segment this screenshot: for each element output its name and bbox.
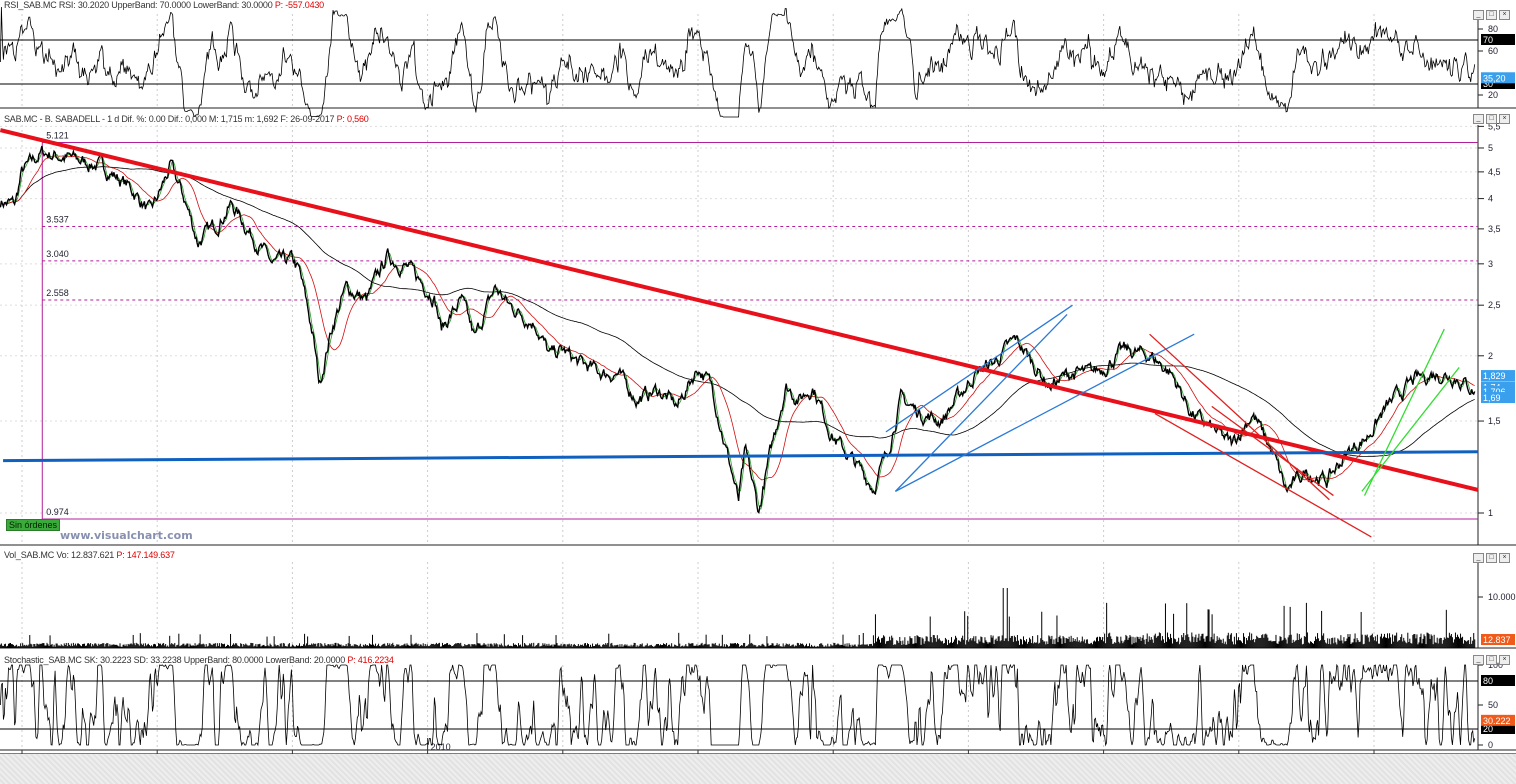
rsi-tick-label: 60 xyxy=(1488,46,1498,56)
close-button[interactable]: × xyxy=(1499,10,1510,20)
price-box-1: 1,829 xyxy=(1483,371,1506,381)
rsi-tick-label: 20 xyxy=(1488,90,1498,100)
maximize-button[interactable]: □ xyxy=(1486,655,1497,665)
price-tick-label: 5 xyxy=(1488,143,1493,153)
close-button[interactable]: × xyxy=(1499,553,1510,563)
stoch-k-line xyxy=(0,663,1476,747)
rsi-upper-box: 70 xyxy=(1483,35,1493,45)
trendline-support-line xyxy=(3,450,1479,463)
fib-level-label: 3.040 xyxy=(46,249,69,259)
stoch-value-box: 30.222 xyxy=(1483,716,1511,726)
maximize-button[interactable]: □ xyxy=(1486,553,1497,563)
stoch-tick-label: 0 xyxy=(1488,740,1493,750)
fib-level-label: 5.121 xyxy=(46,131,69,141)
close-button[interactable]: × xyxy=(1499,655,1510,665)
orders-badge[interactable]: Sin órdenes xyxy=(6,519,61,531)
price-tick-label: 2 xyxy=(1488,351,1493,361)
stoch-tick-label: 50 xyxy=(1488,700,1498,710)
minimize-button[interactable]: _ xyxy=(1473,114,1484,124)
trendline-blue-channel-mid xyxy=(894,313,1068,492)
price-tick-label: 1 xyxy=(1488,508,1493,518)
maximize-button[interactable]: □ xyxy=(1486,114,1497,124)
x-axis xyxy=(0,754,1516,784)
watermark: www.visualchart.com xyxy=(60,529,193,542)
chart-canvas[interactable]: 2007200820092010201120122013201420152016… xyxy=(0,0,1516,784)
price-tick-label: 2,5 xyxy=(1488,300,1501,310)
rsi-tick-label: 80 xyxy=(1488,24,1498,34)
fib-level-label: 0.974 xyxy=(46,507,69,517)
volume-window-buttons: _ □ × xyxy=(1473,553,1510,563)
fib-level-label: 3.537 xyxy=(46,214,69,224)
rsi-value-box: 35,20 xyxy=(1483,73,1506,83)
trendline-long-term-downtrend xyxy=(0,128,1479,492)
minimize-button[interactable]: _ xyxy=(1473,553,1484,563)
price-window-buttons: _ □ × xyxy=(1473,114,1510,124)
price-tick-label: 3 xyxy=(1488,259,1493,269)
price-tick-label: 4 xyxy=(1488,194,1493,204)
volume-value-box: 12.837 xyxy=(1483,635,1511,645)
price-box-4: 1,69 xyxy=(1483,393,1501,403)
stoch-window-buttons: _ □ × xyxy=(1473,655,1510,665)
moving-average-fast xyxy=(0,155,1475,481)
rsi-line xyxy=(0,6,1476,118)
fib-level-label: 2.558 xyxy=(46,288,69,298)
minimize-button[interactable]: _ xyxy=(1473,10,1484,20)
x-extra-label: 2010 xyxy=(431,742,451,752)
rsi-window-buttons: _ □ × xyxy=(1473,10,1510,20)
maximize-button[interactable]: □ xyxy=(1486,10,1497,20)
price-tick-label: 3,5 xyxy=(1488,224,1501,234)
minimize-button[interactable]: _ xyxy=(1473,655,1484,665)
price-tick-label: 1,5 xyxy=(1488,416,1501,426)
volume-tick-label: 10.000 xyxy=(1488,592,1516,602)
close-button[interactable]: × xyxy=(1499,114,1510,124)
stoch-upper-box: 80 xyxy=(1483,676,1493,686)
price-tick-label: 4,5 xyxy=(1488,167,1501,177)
* * * * *
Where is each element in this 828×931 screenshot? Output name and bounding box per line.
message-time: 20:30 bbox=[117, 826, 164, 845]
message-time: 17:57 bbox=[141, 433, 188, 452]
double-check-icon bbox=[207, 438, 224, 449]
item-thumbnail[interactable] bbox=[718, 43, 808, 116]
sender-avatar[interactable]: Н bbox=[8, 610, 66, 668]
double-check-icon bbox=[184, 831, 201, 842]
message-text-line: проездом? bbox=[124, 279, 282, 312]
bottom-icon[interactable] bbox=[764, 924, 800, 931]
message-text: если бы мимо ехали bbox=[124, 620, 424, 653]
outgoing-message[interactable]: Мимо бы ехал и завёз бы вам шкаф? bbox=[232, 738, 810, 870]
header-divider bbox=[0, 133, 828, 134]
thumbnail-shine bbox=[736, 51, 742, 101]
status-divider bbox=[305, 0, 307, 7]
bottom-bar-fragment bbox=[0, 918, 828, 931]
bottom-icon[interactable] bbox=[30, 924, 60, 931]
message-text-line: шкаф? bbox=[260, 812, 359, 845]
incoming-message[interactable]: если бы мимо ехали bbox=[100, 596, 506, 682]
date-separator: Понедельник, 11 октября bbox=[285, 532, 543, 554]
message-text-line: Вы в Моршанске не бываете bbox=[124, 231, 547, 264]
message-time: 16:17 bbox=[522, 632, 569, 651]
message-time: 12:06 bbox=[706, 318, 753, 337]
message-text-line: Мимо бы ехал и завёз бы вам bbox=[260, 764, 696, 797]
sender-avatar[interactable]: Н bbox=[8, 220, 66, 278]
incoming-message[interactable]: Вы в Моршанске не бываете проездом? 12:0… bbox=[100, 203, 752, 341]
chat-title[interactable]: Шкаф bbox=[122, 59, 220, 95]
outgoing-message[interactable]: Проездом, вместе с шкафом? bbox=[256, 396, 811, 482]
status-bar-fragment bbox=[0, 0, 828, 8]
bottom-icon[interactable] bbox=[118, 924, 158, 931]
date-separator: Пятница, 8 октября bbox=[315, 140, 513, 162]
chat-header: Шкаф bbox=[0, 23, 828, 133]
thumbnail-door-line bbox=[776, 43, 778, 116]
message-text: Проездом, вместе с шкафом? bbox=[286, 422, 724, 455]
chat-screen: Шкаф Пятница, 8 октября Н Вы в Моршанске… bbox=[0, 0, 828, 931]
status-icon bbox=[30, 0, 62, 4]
* * * * *
Please copy out the lines in the items above word for word, starting at the line that contains "Where is each" and stopping after the line that contains "item-thumbnail[interactable] bbox=[718, 43, 808, 116]".

Where is each element in this 828×931 screenshot? Output name and bounding box per line.
message-time: 20:30 bbox=[117, 826, 164, 845]
message-time: 17:57 bbox=[141, 433, 188, 452]
double-check-icon bbox=[207, 438, 224, 449]
item-thumbnail[interactable] bbox=[718, 43, 808, 116]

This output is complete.